• _TASK REQUIREMENTS_: Return every line of the data below that includes the string "palmin".

Dataset records:
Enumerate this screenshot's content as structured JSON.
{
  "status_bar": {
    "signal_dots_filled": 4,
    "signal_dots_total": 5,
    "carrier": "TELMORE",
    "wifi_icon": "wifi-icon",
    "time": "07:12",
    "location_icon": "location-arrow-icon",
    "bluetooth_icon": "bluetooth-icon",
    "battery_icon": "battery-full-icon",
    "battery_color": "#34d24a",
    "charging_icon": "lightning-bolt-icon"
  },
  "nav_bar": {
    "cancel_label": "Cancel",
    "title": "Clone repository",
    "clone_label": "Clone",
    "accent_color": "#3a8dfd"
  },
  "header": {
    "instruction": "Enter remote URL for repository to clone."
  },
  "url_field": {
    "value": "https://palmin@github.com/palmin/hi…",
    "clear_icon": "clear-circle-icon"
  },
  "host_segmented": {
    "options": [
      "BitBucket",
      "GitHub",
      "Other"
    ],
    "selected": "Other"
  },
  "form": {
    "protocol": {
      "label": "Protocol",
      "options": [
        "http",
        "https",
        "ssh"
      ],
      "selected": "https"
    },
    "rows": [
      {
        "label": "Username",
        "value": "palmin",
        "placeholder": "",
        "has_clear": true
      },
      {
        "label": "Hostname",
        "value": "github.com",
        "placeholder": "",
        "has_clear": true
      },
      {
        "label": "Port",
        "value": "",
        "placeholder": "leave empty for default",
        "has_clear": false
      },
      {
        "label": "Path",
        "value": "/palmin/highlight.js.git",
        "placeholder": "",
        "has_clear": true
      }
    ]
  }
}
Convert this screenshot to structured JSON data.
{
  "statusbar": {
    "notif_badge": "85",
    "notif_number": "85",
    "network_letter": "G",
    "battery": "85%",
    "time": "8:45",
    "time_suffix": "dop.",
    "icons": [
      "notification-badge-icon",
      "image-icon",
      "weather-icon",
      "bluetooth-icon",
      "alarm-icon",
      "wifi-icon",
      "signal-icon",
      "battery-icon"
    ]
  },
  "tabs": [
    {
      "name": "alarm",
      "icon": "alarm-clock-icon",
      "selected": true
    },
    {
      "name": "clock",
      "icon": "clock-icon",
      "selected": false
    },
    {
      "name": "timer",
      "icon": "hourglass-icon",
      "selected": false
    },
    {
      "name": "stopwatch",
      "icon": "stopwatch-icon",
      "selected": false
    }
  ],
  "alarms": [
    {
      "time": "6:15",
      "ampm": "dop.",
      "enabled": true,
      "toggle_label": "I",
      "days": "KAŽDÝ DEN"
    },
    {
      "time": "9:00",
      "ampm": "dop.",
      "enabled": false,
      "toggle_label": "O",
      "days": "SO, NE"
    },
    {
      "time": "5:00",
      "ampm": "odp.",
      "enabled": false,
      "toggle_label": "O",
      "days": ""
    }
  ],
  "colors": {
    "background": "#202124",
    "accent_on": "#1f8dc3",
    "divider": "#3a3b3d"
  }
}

• _THE REPLY_:
    "value": "https://palmin@github.com/palmin/hi…",
        "value": "palmin",
        "value": "/palmin/highlight.js.git",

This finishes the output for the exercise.